::: Material for this exercise :::

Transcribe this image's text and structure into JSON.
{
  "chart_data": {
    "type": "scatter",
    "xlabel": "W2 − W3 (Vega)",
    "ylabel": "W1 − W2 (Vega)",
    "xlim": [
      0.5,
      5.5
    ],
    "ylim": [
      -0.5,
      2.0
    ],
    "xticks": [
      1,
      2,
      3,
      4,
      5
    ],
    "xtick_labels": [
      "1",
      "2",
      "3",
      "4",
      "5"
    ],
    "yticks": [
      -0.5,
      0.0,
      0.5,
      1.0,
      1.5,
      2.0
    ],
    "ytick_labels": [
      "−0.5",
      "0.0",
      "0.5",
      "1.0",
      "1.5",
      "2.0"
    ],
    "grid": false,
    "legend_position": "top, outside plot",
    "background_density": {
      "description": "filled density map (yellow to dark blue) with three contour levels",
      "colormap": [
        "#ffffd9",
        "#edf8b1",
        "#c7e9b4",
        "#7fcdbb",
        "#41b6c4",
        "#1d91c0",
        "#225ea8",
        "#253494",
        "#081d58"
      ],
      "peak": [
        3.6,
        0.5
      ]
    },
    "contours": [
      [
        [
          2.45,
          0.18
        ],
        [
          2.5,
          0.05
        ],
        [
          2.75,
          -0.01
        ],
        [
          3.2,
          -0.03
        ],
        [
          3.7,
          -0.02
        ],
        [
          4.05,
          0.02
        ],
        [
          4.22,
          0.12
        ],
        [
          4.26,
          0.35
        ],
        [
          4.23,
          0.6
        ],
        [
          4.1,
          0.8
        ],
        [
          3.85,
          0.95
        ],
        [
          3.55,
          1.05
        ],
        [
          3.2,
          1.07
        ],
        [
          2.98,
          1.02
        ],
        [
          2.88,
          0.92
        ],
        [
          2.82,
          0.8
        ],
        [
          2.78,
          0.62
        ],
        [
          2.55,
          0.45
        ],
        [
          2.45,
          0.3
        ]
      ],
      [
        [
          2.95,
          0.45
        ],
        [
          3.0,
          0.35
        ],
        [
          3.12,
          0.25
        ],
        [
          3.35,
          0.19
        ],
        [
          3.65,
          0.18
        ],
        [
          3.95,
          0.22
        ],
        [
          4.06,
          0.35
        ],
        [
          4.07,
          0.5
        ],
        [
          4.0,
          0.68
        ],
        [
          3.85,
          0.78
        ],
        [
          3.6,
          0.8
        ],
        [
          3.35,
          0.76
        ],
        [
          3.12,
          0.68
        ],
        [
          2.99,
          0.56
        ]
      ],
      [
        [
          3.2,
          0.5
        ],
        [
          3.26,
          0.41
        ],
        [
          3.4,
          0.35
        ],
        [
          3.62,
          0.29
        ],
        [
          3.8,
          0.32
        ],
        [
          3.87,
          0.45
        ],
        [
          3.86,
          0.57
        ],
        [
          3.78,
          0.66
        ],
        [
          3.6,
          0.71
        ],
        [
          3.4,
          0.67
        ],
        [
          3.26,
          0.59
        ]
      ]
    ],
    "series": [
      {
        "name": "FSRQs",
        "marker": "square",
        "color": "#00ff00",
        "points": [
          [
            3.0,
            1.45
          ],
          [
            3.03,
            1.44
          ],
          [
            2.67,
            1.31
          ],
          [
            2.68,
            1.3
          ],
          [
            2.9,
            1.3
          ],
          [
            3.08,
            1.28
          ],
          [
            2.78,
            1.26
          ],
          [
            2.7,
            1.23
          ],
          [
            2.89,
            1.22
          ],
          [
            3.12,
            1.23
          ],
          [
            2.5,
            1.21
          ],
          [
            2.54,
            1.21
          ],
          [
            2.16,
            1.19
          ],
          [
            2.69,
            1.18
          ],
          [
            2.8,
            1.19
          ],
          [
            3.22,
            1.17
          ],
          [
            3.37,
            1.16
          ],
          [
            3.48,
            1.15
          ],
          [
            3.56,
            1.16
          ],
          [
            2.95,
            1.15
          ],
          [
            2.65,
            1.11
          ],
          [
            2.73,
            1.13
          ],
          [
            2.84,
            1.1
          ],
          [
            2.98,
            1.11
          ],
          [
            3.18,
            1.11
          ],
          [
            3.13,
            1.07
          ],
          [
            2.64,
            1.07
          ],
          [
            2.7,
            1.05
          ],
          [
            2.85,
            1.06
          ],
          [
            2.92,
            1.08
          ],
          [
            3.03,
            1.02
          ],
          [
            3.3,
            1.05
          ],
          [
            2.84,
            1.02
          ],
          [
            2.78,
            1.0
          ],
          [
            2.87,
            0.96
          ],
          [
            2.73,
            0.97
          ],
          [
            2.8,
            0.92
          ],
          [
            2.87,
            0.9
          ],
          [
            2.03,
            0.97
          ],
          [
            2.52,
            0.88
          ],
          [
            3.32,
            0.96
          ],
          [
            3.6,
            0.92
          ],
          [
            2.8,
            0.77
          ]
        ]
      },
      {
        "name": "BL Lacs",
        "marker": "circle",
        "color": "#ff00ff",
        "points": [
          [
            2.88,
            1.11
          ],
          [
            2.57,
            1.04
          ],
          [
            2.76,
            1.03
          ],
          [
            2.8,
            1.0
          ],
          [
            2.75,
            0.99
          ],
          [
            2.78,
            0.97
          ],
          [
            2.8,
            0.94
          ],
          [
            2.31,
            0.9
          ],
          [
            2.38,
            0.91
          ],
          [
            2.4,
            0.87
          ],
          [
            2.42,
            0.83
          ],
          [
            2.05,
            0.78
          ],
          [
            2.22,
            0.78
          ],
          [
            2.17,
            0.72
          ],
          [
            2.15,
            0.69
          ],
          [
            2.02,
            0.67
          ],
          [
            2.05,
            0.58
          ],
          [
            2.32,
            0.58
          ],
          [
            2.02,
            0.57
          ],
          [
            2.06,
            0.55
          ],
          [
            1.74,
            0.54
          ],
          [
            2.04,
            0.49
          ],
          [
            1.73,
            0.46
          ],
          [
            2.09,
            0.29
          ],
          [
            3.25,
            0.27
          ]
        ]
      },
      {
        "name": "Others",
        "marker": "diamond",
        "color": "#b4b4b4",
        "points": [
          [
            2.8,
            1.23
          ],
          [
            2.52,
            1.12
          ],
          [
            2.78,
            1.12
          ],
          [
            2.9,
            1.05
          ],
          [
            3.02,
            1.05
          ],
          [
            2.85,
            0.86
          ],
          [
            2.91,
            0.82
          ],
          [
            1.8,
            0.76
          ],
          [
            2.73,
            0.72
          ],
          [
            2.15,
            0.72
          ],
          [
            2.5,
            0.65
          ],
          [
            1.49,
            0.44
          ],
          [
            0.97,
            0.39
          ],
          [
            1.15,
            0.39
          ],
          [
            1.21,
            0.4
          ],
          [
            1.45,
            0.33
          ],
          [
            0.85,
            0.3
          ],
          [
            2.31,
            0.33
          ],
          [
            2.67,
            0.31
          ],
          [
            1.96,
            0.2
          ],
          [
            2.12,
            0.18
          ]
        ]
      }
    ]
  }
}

:::

» **Problem description**: Check each line of the data above for the string "marker", then report how many lines have it, with no other words.

» **Answer below**: 3